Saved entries

§

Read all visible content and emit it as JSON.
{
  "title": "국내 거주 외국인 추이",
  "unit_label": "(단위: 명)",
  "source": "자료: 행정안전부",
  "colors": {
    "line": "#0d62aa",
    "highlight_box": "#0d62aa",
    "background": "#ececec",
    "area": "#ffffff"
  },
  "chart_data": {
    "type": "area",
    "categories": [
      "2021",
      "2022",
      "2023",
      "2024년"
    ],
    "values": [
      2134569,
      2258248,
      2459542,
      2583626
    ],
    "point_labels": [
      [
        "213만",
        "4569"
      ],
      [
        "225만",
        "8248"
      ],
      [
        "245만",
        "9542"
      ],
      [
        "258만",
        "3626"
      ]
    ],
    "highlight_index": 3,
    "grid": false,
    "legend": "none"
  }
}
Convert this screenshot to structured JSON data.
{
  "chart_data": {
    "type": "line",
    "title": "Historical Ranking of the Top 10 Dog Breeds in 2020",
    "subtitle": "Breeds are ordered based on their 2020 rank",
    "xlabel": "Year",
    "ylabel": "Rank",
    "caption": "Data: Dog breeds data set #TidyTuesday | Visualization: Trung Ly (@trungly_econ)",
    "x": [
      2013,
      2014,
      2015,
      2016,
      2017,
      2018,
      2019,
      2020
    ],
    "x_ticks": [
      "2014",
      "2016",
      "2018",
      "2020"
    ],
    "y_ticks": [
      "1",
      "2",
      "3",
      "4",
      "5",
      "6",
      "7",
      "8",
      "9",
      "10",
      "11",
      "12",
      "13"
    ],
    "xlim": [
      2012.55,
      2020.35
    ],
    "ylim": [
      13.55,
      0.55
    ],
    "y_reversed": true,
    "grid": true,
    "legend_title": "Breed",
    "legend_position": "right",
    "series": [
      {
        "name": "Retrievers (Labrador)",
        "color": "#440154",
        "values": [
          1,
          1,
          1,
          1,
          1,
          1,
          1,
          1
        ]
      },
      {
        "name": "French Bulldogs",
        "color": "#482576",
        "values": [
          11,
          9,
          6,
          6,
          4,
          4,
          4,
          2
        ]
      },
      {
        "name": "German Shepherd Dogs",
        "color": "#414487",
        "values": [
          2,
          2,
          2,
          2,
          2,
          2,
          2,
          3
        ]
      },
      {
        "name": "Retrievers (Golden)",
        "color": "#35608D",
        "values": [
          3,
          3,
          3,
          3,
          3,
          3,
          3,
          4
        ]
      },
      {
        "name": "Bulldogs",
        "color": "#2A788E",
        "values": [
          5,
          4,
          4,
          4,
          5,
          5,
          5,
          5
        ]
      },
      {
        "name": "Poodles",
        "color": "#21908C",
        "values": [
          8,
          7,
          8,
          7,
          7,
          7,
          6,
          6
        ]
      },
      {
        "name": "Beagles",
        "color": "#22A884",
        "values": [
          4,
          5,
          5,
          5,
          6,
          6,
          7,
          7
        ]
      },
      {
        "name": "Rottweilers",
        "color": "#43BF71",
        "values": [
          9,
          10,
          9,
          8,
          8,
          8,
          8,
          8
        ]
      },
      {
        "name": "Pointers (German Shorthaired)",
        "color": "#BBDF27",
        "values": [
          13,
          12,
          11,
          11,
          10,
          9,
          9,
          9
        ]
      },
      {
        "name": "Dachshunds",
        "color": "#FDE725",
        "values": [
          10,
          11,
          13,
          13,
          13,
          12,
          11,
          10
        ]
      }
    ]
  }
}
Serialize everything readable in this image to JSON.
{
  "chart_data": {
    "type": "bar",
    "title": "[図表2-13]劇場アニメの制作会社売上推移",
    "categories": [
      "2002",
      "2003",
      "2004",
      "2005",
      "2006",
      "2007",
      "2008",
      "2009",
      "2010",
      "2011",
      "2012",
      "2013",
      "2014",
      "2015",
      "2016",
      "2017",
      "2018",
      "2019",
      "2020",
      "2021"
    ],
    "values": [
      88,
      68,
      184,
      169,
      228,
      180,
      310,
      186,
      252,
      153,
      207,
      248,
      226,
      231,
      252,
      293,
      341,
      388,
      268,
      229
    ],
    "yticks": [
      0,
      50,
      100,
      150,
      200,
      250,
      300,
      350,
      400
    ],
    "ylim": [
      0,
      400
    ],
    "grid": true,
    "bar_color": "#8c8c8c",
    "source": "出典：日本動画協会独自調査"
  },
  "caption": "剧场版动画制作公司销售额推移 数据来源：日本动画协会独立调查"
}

§

▶ [Instructions to follow] Copy every record exactly, with nothing added or dropped.

▶ [Full output]
Read all visible content and emit it as JSON.
{
  "title": "국내 거주 외국인 추이",
  "unit_label": "(단위: 명)",
  "source": "자료: 행정안전부",
  "colors": {
    "line": "#0d62aa",
    "highlight_box": "#0d62aa",
    "background": "#ececec",
    "area": "#ffffff"
  },
  "chart_data": {
    "type": "area",
    "categories": [
      "2021",
      "2022",
      "2023",
      "2024년"
    ],
    "values": [
      2134569,
      2258248,
      2459542,
      2583626
    ],
    "point_labels": [
      [
        "213만",
        "4569"
      ],
      [
        "225만",
        "8248"
      ],
      [
        "245만",
        "9542"
      ],
      [
        "258만",
        "3626"
      ]
    ],
    "highlight_index": 3,
    "grid": false,
    "legend": "none"
  }
}
Convert this screenshot to structured JSON data.
{
  "chart_data": {
    "type": "line",
    "title": "Historical Ranking of the Top 10 Dog Breeds in 2020",
    "subtitle": "Breeds are ordered based on their 2020 rank",
    "xlabel": "Year",
    "ylabel": "Rank",
    "caption": "Data: Dog breeds data set #TidyTuesday | Visualization: Trung Ly (@trungly_econ)",
    "x": [
      2013,
      2014,
      2015,
      2016,
      2017,
      2018,
      2019,
      2020
    ],
    "x_ticks": [
      "2014",
      "2016",
      "2018",
      "2020"
    ],
    "y_ticks": [
      "1",
      "2",
      "3",
      "4",
      "5",
      "6",
      "7",
      "8",
      "9",
      "10",
      "11",
      "12",
      "13"
    ],
    "xlim": [
      2012.55,
      2020.35
    ],
    "ylim": [
      13.55,
      0.55
    ],
    "y_reversed": true,
    "grid": true,
    "legend_title": "Breed",
    "legend_position": "right",
    "series": [
      {
        "name": "Retrievers (Labrador)",
        "color": "#440154",
        "values": [
          1,
          1,
          1,
          1,
          1,
          1,
          1,
          1
        ]
      },
      {
        "name": "French Bulldogs",
        "color": "#482576",
        "values": [
          11,
          9,
          6,
          6,
          4,
          4,
          4,
          2
        ]
      },
      {
        "name": "German Shepherd Dogs",
        "color": "#414487",
        "values": [
          2,
          2,
          2,
          2,
          2,
          2,
          2,
          3
        ]
      },
      {
        "name": "Retrievers (Golden)",
        "color": "#35608D",
        "values": [
          3,
          3,
          3,
          3,
          3,
          3,
          3,
          4
        ]
      },
      {
        "name": "Bulldogs",
        "color": "#2A788E",
        "values": [
          5,
          4,
          4,
          4,
          5,
          5,
          5,
          5
        ]
      },
      {
        "name": "Poodles",
        "color": "#21908C",
        "values": [
          8,
          7,
          8,
          7,
          7,
          7,
          6,
          6
        ]
      },
      {
        "name": "Beagles",
        "color": "#22A884",
        "values": [
          4,
          5,
          5,
          5,
          6,
          6,
          7,
          7
        ]
      },
      {
        "name": "Rottweilers",
        "color": "#43BF71",
        "values": [
          9,
          10,
          9,
          8,
          8,
          8,
          8,
          8
        ]
      },
      {
        "name": "Pointers (German Shorthaired)",
        "color": "#BBDF27",
        "values": [
          13,
          12,
          11,
          11,
          10,
          9,
          9,
          9
        ]
      },
      {
        "name": "Dachshunds",
        "color": "#FDE725",
        "values": [
          10,
          11,
          13,
          13,
          13,
          12,
          11,
          10
        ]
      }
    ]
  }
}
Serialize everything readable in this image to JSON.
{
  "chart_data": {
    "type": "bar",
    "title": "[図表2-13]劇場アニメの制作会社売上推移",
    "categories": [
      "2002",
      "2003",
      "2004",
      "2005",
      "2006",
      "2007",
      "2008",
      "2009",
      "2010",
      "2011",
      "2012",
      "2013",
      "2014",
      "2015",
      "2016",
      "2017",
      "2018",
      "2019",
      "2020",
      "2021"
    ],
    "values": [
      88,
      68,
      184,
      169,
      228,
      180,
      310,
      186,
      252,
      153,
      207,
      248,
      226,
      231,
      252,
      293,
      341,
      388,
      268,
      229
    ],
    "yticks": [
      0,
      50,
      100,
      150,
      200,
      250,
      300,
      350,
      400
    ],
    "ylim": [
      0,
      400
    ],
    "grid": true,
    "bar_color": "#8c8c8c",
    "source": "出典：日本動画協会独自調査"
  },
  "caption": "剧场版动画制作公司销售额推移 数据来源：日本动画协会独立调查"
}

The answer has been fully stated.